Extract the records below word for word and ignore the images.

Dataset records
========

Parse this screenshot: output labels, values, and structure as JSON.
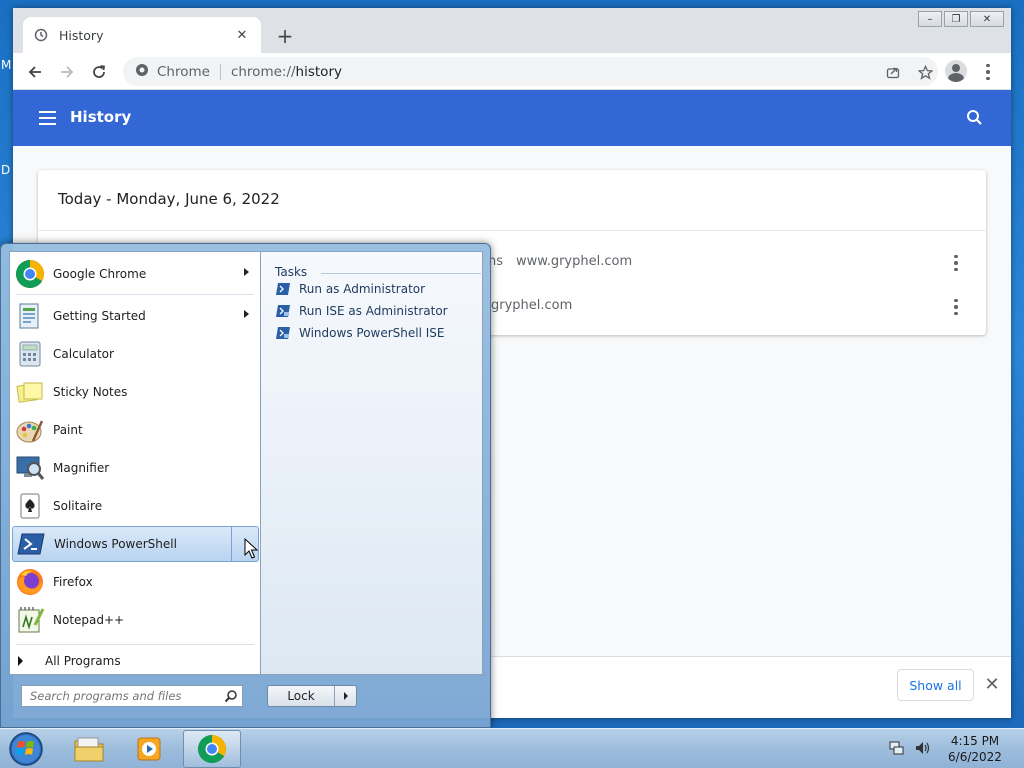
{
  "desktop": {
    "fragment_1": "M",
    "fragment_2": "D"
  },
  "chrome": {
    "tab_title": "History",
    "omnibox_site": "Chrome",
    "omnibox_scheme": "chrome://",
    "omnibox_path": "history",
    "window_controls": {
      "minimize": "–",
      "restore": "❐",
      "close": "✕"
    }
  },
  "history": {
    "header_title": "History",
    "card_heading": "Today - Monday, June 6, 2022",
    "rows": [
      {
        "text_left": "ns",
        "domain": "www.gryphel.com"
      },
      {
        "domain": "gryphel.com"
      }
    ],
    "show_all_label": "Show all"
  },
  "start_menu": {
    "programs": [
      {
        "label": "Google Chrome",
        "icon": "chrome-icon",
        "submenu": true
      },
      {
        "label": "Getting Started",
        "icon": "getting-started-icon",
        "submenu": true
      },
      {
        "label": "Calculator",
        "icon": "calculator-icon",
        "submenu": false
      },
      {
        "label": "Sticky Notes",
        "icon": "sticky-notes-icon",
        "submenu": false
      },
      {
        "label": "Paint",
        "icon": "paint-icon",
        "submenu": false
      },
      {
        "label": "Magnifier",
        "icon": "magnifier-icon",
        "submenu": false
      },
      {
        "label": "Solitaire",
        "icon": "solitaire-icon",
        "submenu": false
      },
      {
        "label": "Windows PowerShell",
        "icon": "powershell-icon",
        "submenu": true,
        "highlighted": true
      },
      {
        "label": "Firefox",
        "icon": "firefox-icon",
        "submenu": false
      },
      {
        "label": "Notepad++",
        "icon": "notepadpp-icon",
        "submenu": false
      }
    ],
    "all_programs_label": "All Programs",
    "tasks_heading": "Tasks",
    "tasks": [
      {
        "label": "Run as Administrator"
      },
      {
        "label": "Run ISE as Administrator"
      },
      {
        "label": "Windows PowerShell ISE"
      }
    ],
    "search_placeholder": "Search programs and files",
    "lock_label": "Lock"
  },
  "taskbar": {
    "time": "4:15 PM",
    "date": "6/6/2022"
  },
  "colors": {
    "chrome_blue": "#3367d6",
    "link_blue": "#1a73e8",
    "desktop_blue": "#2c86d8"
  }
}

========

**Written answer**
Parse this screenshot: output labels, values, and structure as JSON.
{
  "desktop": {
    "fragment_1": "M",
    "fragment_2": "D"
  },
  "chrome": {
    "tab_title": "History",
    "omnibox_site": "Chrome",
    "omnibox_scheme": "chrome://",
    "omnibox_path": "history",
    "window_controls": {
      "minimize": "–",
      "restore": "❐",
      "close": "✕"
    }
  },
  "history": {
    "header_title": "History",
    "card_heading": "Today - Monday, June 6, 2022",
    "rows": [
      {
        "text_left": "ns",
        "domain": "www.gryphel.com"
      },
      {
        "domain": "gryphel.com"
      }
    ],
    "show_all_label": "Show all"
  },
  "start_menu": {
    "programs": [
      {
        "label": "Google Chrome",
        "icon": "chrome-icon",
        "submenu": true
      },
      {
        "label": "Getting Started",
        "icon": "getting-started-icon",
        "submenu": true
      },
      {
        "label": "Calculator",
        "icon": "calculator-icon",
        "submenu": false
      },
      {
        "label": "Sticky Notes",
        "icon": "sticky-notes-icon",
        "submenu": false
      },
      {
        "label": "Paint",
        "icon": "paint-icon",
        "submenu": false
      },
      {
        "label": "Magnifier",
        "icon": "magnifier-icon",
        "submenu": false
      },
      {
        "label": "Solitaire",
        "icon": "solitaire-icon",
        "submenu": false
      },
      {
        "label": "Windows PowerShell",
        "icon": "powershell-icon",
        "submenu": true,
        "highlighted": true
      },
      {
        "label": "Firefox",
        "icon": "firefox-icon",
        "submenu": false
      },
      {
        "label": "Notepad++",
        "icon": "notepadpp-icon",
        "submenu": false
      }
    ],
    "all_programs_label": "All Programs",
    "tasks_heading": "Tasks",
    "tasks": [
      {
        "label": "Run as Administrator"
      },
      {
        "label": "Run ISE as Administrator"
      },
      {
        "label": "Windows PowerShell ISE"
      }
    ],
    "search_placeholder": "Search programs and files",
    "lock_label": "Lock"
  },
  "taskbar": {
    "time": "4:15 PM",
    "date": "6/6/2022"
  },
  "colors": {
    "chrome_blue": "#3367d6",
    "link_blue": "#1a73e8",
    "desktop_blue": "#2c86d8"
  }
}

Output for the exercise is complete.